START Material for this exercise

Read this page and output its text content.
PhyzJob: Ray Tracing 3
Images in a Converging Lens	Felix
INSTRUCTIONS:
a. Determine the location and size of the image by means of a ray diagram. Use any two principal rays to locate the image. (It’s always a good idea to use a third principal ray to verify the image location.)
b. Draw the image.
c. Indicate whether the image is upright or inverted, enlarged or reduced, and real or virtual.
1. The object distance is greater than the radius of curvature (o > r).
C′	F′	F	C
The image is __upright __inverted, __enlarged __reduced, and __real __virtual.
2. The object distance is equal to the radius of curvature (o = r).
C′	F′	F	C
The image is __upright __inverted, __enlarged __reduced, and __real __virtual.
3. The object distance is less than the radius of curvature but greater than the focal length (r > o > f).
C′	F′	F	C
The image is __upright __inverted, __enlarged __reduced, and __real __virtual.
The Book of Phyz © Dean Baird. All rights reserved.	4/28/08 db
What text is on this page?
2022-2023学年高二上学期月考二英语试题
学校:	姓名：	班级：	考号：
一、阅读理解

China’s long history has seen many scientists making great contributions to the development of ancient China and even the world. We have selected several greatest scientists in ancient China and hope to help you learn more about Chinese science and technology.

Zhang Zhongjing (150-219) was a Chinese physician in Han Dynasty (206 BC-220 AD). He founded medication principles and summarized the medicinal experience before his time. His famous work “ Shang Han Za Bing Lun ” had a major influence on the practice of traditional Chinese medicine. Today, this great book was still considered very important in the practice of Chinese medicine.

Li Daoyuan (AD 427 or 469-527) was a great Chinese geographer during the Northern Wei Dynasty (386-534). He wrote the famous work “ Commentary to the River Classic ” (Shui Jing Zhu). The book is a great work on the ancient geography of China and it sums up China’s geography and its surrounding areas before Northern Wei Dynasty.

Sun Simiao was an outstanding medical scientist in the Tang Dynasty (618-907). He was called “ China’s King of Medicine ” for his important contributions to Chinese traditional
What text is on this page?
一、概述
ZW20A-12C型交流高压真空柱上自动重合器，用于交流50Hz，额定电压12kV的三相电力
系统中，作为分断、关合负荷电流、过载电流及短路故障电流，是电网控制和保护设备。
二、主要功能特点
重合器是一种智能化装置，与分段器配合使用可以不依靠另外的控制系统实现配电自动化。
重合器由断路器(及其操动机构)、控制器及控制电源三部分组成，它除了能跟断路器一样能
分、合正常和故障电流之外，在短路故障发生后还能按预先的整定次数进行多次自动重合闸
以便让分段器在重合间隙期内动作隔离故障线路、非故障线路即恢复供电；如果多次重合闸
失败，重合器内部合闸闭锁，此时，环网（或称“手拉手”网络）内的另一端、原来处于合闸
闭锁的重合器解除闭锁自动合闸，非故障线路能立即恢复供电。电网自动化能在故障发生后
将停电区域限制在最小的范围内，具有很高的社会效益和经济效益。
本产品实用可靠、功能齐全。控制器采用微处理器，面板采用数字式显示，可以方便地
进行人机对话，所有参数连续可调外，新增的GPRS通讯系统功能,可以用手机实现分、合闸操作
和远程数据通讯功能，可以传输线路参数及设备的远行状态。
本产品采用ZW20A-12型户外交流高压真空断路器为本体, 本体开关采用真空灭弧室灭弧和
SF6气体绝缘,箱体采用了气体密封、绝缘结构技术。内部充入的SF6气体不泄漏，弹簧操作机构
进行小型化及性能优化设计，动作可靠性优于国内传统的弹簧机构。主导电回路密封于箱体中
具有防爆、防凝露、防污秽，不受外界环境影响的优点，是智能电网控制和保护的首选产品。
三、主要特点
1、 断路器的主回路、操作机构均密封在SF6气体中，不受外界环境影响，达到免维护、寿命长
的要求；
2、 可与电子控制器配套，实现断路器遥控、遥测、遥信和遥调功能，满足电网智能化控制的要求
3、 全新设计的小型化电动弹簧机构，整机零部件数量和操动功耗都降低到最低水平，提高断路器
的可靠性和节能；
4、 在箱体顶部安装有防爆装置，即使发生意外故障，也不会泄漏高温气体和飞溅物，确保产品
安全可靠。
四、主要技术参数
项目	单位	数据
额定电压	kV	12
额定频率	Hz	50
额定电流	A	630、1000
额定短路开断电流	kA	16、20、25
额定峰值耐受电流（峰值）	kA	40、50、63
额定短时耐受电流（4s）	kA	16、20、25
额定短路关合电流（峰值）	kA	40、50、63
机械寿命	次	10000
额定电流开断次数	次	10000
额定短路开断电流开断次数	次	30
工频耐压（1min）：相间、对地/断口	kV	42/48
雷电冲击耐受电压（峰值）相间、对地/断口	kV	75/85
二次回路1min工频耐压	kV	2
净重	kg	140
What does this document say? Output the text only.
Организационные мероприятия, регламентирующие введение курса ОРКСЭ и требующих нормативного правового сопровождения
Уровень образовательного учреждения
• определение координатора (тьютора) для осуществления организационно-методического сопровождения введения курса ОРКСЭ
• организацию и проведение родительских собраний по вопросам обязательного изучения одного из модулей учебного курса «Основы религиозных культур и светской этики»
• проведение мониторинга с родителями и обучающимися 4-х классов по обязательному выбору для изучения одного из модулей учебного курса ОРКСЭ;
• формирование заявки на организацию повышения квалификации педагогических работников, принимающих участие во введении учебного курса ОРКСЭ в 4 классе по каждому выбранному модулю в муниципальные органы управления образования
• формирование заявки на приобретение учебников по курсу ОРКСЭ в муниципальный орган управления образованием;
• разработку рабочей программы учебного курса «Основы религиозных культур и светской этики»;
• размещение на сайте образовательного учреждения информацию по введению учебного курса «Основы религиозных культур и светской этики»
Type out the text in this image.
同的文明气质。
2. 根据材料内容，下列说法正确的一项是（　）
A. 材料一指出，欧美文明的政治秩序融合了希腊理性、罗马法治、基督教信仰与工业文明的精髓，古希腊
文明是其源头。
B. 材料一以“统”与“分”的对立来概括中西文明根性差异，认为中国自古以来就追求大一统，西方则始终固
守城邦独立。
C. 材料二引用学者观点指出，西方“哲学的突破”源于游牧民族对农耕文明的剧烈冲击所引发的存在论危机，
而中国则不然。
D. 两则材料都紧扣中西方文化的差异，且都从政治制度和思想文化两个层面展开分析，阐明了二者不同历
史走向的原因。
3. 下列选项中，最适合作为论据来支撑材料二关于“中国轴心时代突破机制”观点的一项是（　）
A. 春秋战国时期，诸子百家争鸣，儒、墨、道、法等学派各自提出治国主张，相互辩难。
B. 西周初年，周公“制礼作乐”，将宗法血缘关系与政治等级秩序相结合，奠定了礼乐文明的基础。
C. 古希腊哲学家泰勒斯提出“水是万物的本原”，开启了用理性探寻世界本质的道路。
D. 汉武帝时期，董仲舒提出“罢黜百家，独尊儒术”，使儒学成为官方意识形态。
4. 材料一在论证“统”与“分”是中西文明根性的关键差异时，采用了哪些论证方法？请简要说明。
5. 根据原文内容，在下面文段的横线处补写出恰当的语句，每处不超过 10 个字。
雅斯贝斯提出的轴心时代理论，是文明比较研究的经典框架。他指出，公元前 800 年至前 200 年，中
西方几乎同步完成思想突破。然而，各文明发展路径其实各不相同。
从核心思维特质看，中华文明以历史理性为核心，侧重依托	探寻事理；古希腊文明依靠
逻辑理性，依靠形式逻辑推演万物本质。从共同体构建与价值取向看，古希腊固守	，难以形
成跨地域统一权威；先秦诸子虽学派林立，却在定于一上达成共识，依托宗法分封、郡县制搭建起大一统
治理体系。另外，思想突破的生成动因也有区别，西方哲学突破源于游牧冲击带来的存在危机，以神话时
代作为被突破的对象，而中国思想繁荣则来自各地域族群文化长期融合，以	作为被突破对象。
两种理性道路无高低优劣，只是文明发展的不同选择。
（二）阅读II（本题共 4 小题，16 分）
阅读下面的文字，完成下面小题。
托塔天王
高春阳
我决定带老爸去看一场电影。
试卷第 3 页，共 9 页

END Material for this exercise

_Challenge_. Show every line of the records above that contains the word "important".

_The reply_.
Zhang Zhongjing (150-219) was a Chinese physician in Han Dynasty (206 BC-220 AD). He founded medication principles and summarized the medicinal experience before his time. His famous work “ Shang Han Za Bing Lun ” had a major influence on the practice of traditional Chinese medicine. Today, this great book was still considered very important in the practice of Chinese medicine.
Sun Simiao was an outstanding medical scientist in the Tang Dynasty (618-907). He was called “ China’s King of Medicine ” for his important contributions to Chinese traditional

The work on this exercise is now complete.